[START OF Records for the exercise]
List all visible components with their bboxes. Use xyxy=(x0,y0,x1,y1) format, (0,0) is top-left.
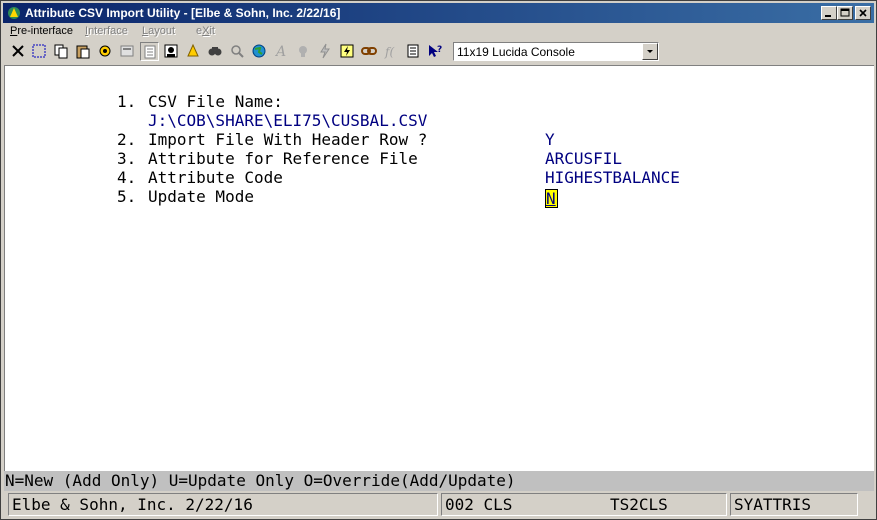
toolbar-user-lookup-button[interactable] xyxy=(162,42,181,61)
toolbar-close-button[interactable] xyxy=(9,42,28,61)
menu-layout[interactable]: Layout xyxy=(142,25,175,37)
application-window: Attribute CSV Import Utility - [Elbe & S… xyxy=(0,0,877,520)
properties-icon xyxy=(120,45,134,57)
status-session-text: 002 CLS xyxy=(445,495,513,514)
window-title: Attribute CSV Import Utility - [Elbe & S… xyxy=(25,6,341,20)
status-program: SYATTRIS xyxy=(730,493,858,516)
menu-exit[interactable]: eXit xyxy=(196,25,215,37)
update-mode-input[interactable]: N xyxy=(545,189,558,208)
link-icon xyxy=(361,47,377,55)
bell-icon xyxy=(187,43,199,57)
toolbar-find-button[interactable] xyxy=(206,42,225,61)
status-program-text: SYATTRIS xyxy=(734,495,812,514)
field-4-number: 4. xyxy=(117,168,137,187)
lightning-icon xyxy=(320,43,330,59)
field-3-number: 3. xyxy=(117,149,137,168)
toolbar-list-button[interactable] xyxy=(140,42,159,61)
find-icon xyxy=(208,47,222,56)
help-line: N=New (Add Only) U=Update Only O=Overrid… xyxy=(4,471,874,491)
field-4-label: Attribute Code xyxy=(148,168,283,187)
field-3-value[interactable]: ARCUSFIL xyxy=(545,149,622,168)
svg-text:f(: f( xyxy=(384,45,394,59)
app-icon xyxy=(8,7,20,19)
font-select-value: 11x19 Lucida Console xyxy=(457,45,575,59)
field-2-number: 2. xyxy=(117,130,137,149)
toolbar-settings-button[interactable] xyxy=(96,42,115,61)
field-3-label: Attribute for Reference File xyxy=(148,149,418,168)
help-text: N=New (Add Only) U=Update Only O=Overrid… xyxy=(5,471,516,490)
maximize-icon xyxy=(840,8,850,17)
menu-interface[interactable]: Interface xyxy=(85,25,128,37)
function-icon: f( xyxy=(384,45,394,59)
copy-icon xyxy=(54,44,68,59)
field-5-number: 5. xyxy=(117,187,137,206)
notes-icon xyxy=(407,44,419,58)
toolbar-properties-button[interactable] xyxy=(118,42,137,61)
field-4-value[interactable]: HIGHESTBALANCE xyxy=(545,168,680,187)
font-select[interactable]: 11x19 Lucida Console xyxy=(453,42,659,61)
toolbar-help-button[interactable]: ? xyxy=(426,42,445,61)
toolbar-link-button[interactable] xyxy=(360,42,379,61)
status-bar: Elbe & Sohn, Inc. 2/22/16 002 CLS TS2CLS… xyxy=(4,492,874,517)
close-button[interactable] xyxy=(855,6,871,20)
field-1-label: CSV File Name: xyxy=(148,92,283,111)
select-icon xyxy=(32,44,46,58)
field-5-value: N xyxy=(546,189,556,208)
field-1-value[interactable]: J:\COB\SHARE\ELI75\CUSBAL.CSV xyxy=(148,111,427,130)
field-5-label: Update Mode xyxy=(148,187,254,206)
globe-icon xyxy=(252,44,266,58)
font-style-icon xyxy=(299,46,307,57)
maximize-button[interactable] xyxy=(837,6,853,20)
toolbar-font-style-button[interactable] xyxy=(294,42,313,61)
chevron-down-icon xyxy=(647,50,653,53)
title-bar[interactable]: Attribute CSV Import Utility - [Elbe & S… xyxy=(3,3,874,23)
font-select-dropdown-button[interactable] xyxy=(642,43,658,60)
macro-icon xyxy=(340,44,354,58)
list-icon xyxy=(144,45,156,59)
toolbar-lightning-button[interactable] xyxy=(316,42,335,61)
toolbar-copy-button[interactable] xyxy=(52,42,71,61)
paste-icon xyxy=(76,45,90,59)
menu-pre-interface[interactable]: Pre-interface xyxy=(10,25,73,37)
toolbar-font-a-button[interactable]: A xyxy=(272,42,291,61)
status-company-text: Elbe & Sohn, Inc. 2/22/16 xyxy=(12,495,253,514)
minimize-icon xyxy=(825,15,831,17)
status-terminal-text: TS2CLS xyxy=(610,495,668,514)
toolbar-macro-button[interactable] xyxy=(338,42,357,61)
field-2-value[interactable]: Y xyxy=(545,130,555,149)
close-x-icon xyxy=(12,45,24,57)
toolbar: A f( ? 11x19 Lucida Console xyxy=(5,41,874,63)
minimize-button[interactable] xyxy=(821,6,837,20)
field-1-number: 1. xyxy=(117,92,137,111)
toolbar-bell-button[interactable] xyxy=(184,42,203,61)
toolbar-paste-button[interactable] xyxy=(74,42,93,61)
status-session: 002 CLS TS2CLS xyxy=(441,493,727,516)
toolbar-zoom-button[interactable] xyxy=(228,42,247,61)
status-company: Elbe & Sohn, Inc. 2/22/16 xyxy=(8,493,438,516)
field-2-label: Import File With Header Row ? xyxy=(148,130,428,149)
terminal-screen[interactable]: 1. CSV File Name: J:\COB\SHARE\ELI75\CUS… xyxy=(4,65,874,471)
toolbar-globe-button[interactable] xyxy=(250,42,269,61)
font-a-icon: A xyxy=(274,44,286,59)
help-pointer-icon: ? xyxy=(429,45,442,57)
close-icon xyxy=(859,9,867,17)
svg-text:?: ? xyxy=(437,45,442,55)
toolbar-select-button[interactable] xyxy=(30,42,49,61)
toolbar-notes-button[interactable] xyxy=(404,42,423,61)
settings-icon xyxy=(99,45,111,57)
zoom-icon xyxy=(231,45,244,58)
user-lookup-icon xyxy=(164,44,178,58)
menu-bar: Pre-interface Interface Layout eXit xyxy=(3,24,874,41)
toolbar-function-button[interactable]: f( xyxy=(382,42,401,61)
svg-text:A: A xyxy=(274,44,286,59)
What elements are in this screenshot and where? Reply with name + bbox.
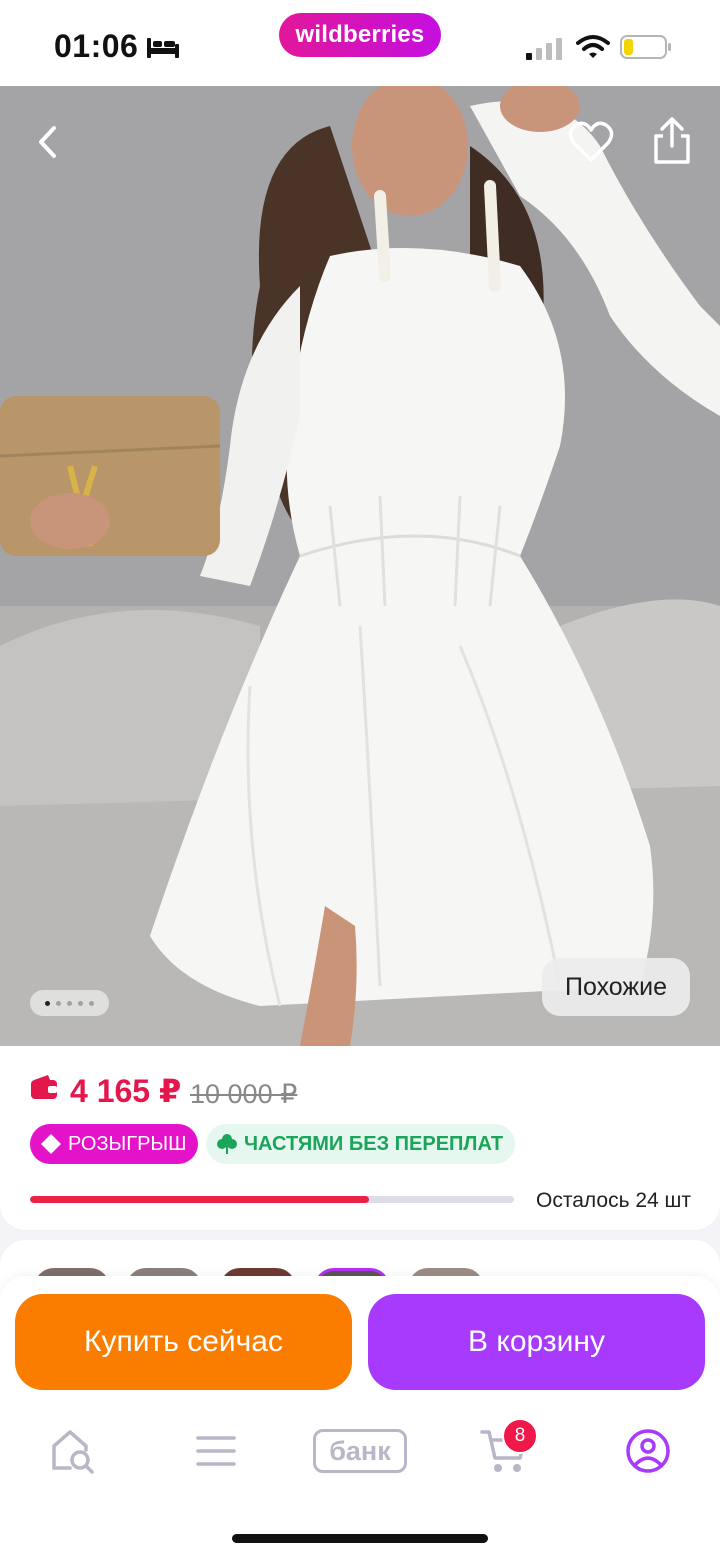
pager-dot xyxy=(56,1000,61,1006)
bottom-panel: Купить сейчас В корзину банк 8 xyxy=(0,1276,720,1558)
signal-icon xyxy=(526,38,562,60)
similar-button[interactable]: Похожие xyxy=(542,958,690,1016)
pager-dot xyxy=(78,1000,83,1006)
status-bar: 01:06 wildberries xyxy=(0,0,720,86)
battery-icon xyxy=(620,35,671,59)
bank-label: банк xyxy=(313,1429,407,1473)
old-price: 10 000 ₽ xyxy=(190,1079,298,1109)
current-price: 4 165 ₽ xyxy=(70,1073,182,1109)
wallet-icon xyxy=(31,1075,57,1099)
home-indicator[interactable] xyxy=(232,1534,488,1543)
share-icon[interactable] xyxy=(650,116,694,166)
stock-progress xyxy=(30,1196,514,1203)
home-search-icon xyxy=(52,1430,94,1474)
pager-dot xyxy=(45,1000,50,1006)
tab-bank[interactable]: банк xyxy=(312,1424,408,1478)
menu-icon xyxy=(196,1436,236,1466)
stock-remaining: Осталось 24 шт xyxy=(536,1189,691,1212)
price-card: 4 165 ₽ 10 000 ₽ РОЗЫГРЫШ ЧАСТЯМИ БЕЗ ПЕ… xyxy=(0,1046,720,1230)
back-icon xyxy=(39,126,56,158)
add-to-cart-button[interactable]: В корзину xyxy=(368,1294,705,1390)
clover-icon xyxy=(217,1134,237,1154)
tab-profile[interactable] xyxy=(624,1424,672,1478)
status-time: 01:06 xyxy=(54,28,139,64)
back-button[interactable] xyxy=(28,122,68,162)
heart-icon[interactable] xyxy=(568,120,614,164)
brand-logo: wildberries xyxy=(279,13,441,57)
pager-dot xyxy=(67,1000,72,1006)
tab-catalog[interactable] xyxy=(194,1424,238,1478)
profile-icon xyxy=(626,1429,670,1473)
raffle-badge-label: РОЗЫГРЫШ xyxy=(68,1132,187,1155)
tab-home-search[interactable] xyxy=(48,1424,98,1478)
installments-badge-label: ЧАСТЯМИ БЕЗ ПЕРЕПЛАТ xyxy=(244,1132,504,1155)
product-image xyxy=(0,86,720,1046)
product-photo[interactable]: Похожие xyxy=(0,86,720,1046)
bed-icon xyxy=(147,38,179,58)
stock-progress-fill xyxy=(30,1196,369,1203)
pager-dot xyxy=(89,1000,94,1006)
product-screen: 01:06 wildberries Похожие 4 165 ₽ 10 000… xyxy=(0,0,720,1558)
wifi-icon xyxy=(576,35,610,58)
buy-now-button[interactable]: Купить сейчас xyxy=(15,1294,352,1390)
image-pager[interactable] xyxy=(30,990,109,1016)
installments-badge[interactable]: ЧАСТЯМИ БЕЗ ПЕРЕПЛАТ xyxy=(206,1124,516,1164)
cart-count-badge: 8 xyxy=(502,1418,538,1454)
raffle-badge[interactable]: РОЗЫГРЫШ xyxy=(30,1124,199,1164)
tag-icon xyxy=(41,1134,61,1154)
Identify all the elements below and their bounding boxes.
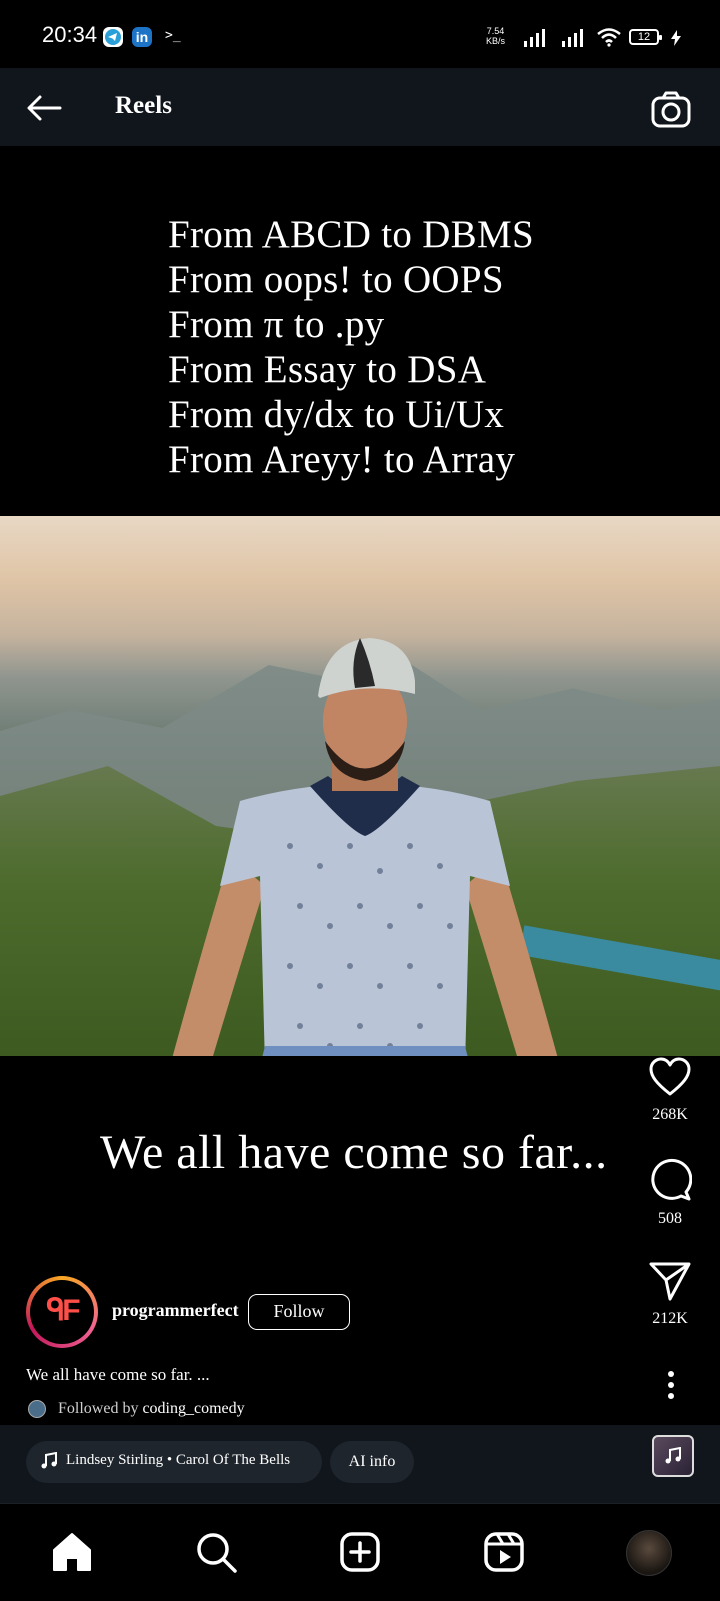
camera-icon[interactable]: [650, 90, 692, 130]
follower-avatar: [28, 1400, 46, 1418]
follow-button[interactable]: Follow: [248, 1294, 350, 1330]
create-icon[interactable]: [338, 1530, 382, 1574]
clock: 20:34: [42, 22, 98, 47]
share-icon[interactable]: [648, 1260, 692, 1302]
telegram-icon: [103, 27, 123, 47]
profile-avatar[interactable]: [626, 1530, 672, 1576]
comment-count: 508: [658, 1210, 682, 1227]
ai-info-chip[interactable]: AI info: [330, 1441, 414, 1483]
bottom-navigation: [0, 1503, 720, 1601]
poem-line: From ABCD to DBMS: [168, 213, 534, 256]
share-count: 212K: [652, 1310, 688, 1327]
arrow-left-icon[interactable]: [24, 88, 64, 128]
search-icon[interactable]: [194, 1530, 238, 1574]
reels-icon[interactable]: [482, 1530, 526, 1574]
reel-description[interactable]: We all have come so far. ...: [26, 1365, 210, 1385]
author-username[interactable]: programmerfect: [112, 1300, 239, 1321]
author-avatar[interactable]: ᑫF: [26, 1276, 98, 1348]
heart-icon[interactable]: [648, 1056, 692, 1098]
audio-thumbnail[interactable]: [652, 1435, 694, 1477]
linkedin-icon: in: [132, 27, 152, 47]
share-action[interactable]: 212K: [630, 1260, 710, 1328]
music-note-icon: [665, 1447, 681, 1464]
music-track-label: Lindsey Stirling • Carol Of The Bells: [66, 1452, 291, 1468]
more-options-icon[interactable]: [664, 1370, 678, 1400]
poem-line: From oops! to OOPS: [168, 258, 504, 301]
music-note-icon: [41, 1452, 57, 1469]
person-meditating-image: [172, 638, 558, 1056]
like-action[interactable]: 268K: [630, 1056, 710, 1124]
wifi-icon: [597, 28, 621, 47]
signal-icon: [524, 29, 545, 47]
reels-header: Reels: [0, 68, 720, 146]
charging-icon: [671, 30, 681, 46]
page-title: Reels: [115, 92, 172, 119]
followed-by-text[interactable]: Followed by coding_comedy: [58, 1400, 245, 1418]
poem-line: From dy/dx to Ui/Ux: [168, 393, 505, 436]
music-bar: Lindsey Stirling • Carol Of The Bells AI…: [0, 1425, 720, 1503]
music-track-chip[interactable]: Lindsey Stirling • Carol Of The Bells: [26, 1441, 322, 1483]
status-bar: 20:34 in >_ 7.54 KB/s 12: [0, 0, 720, 68]
comment-icon[interactable]: [648, 1158, 692, 1202]
home-icon[interactable]: [50, 1530, 94, 1574]
signal-icon-2: [562, 29, 583, 47]
poem-line: From π to .py: [168, 303, 385, 346]
reel-caption-overlay: We all have come so far...: [100, 1126, 608, 1179]
reel-video-frame[interactable]: [0, 516, 720, 1056]
poem-line: From Areyy! to Array: [168, 438, 516, 481]
terminal-icon: >_: [165, 28, 181, 43]
network-speed: 7.54 KB/s: [486, 26, 506, 46]
like-count: 268K: [652, 1106, 688, 1123]
comment-action[interactable]: 508: [630, 1158, 710, 1228]
battery-indicator: 12: [629, 29, 662, 45]
reel-poem-text: From ABCD to DBMS From oops! to OOPS Fro…: [168, 212, 688, 482]
poem-line: From Essay to DSA: [168, 348, 487, 391]
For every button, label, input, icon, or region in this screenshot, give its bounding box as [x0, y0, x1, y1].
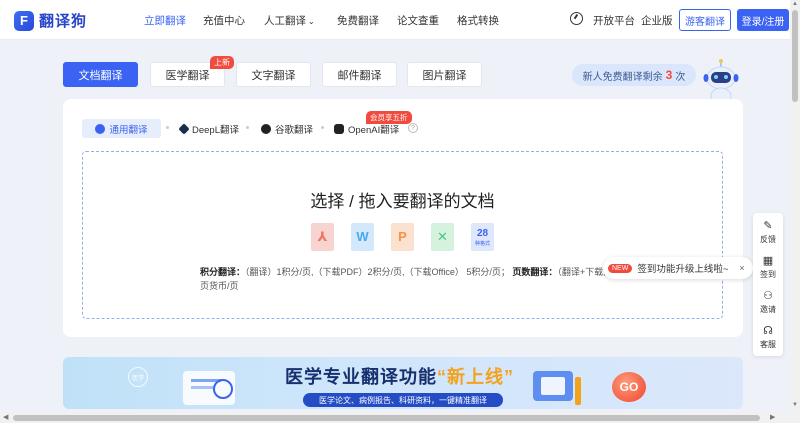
[END OF Records for the exercise]
**Problem**
Recast the lines as a JSON list of strings, one string per line and blank lines left out. Begin at the line that contains "pager-dot xyxy=(56,1000,61,1006)" and stop after the line that contains "wifi-icon xyxy=(576,35,610,58)".

**In response**
[
  "pager-dot xyxy=(56,1000,61,1006)",
  "bottom-panel: Купить сейчас В корзину банк 8 xyxy=(0,1276,720,1558)",
  "signal-icon xyxy=(526,38,562,60)",
  "similar-button[interactable]: Похожие xyxy=(542,958,690,1016)",
  "pager-dot xyxy=(78,1000,83,1006)",
  "status-bar: 01:06 wildberries xyxy=(0,0,720,86)",
  "battery-icon xyxy=(620,35,671,59)",
  "bank-label: банк xyxy=(313,1429,407,1473)",
  "old-price: 10 000 ₽ xyxy=(190,1079,298,1109)",
  "current-price: 4 165 ₽ xyxy=(70,1073,182,1109)",
  "wallet-icon xyxy=(31,1075,57,1099)",
  "home-indicator[interactable] xyxy=(232,1534,488,1543)",
  "share-icon[interactable] xyxy=(650,116,694,166)",
  "stock-progress xyxy=(30,1196,514,1203)",
  "home-search-icon xyxy=(52,1430,94,1474)",
  "pager-dot xyxy=(45,1000,50,1006)",
  "tab-bank[interactable]: банк xyxy=(312,1424,408,1478)",
  "menu-icon xyxy=(196,1436,236,1466)",
  "stock-remaining: Осталось 24 шт xyxy=(536,1189,691,1212)",
  "price-card: 4 165 ₽ 10 000 ₽ РОЗЫГРЫШ ЧАСТЯМИ БЕЗ ПЕ… xyxy=(0,1046,720,1230)",
  "back-icon xyxy=(39,126,56,158)",
  "add-to-cart-button[interactable]: В корзину xyxy=(368,1294,705,1390)",
  "clover-icon xyxy=(217,1134,237,1154)",
  "tab-profile[interactable] xyxy=(624,1424,672,1478)",
  "status-time: 01:06 xyxy=(54,28,139,64)",
  "back-button[interactable] xyxy=(28,122,68,162)",
  "heart-icon[interactable] xyxy=(568,120,614,164)",
  "brand-logo: wildberries xyxy=(279,13,441,57)",
  "pager-dot xyxy=(67,1000,72,1006)",
  "tab-catalog[interactable] xyxy=(194,1424,238,1478)",
  "profile-icon xyxy=(626,1429,670,1473)",
  "raffle-badge-label: РОЗЫГРЫШ xyxy=(68,1132,187,1155)",
  "tab-home-search[interactable] xyxy=(48,1424,98,1478)",
  "installments-badge-label: ЧАСТЯМИ БЕЗ ПЕРЕПЛАТ xyxy=(244,1132,504,1155)",
  "product-image xyxy=(0,86,720,1046)",
  "product-photo[interactable]: Похожие xyxy=(0,86,720,1046)",
  "bed-icon xyxy=(147,38,179,58)",
  "stock-progress-fill xyxy=(30,1196,369,1203)",
  "pager-dot xyxy=(89,1000,94,1006)",
  "product-screen: 01:06 wildberries Похожие 4 165 ₽ 10 000… xyxy=(0,0,720,1558)",
  "wifi-icon xyxy=(576,35,610,58)"
]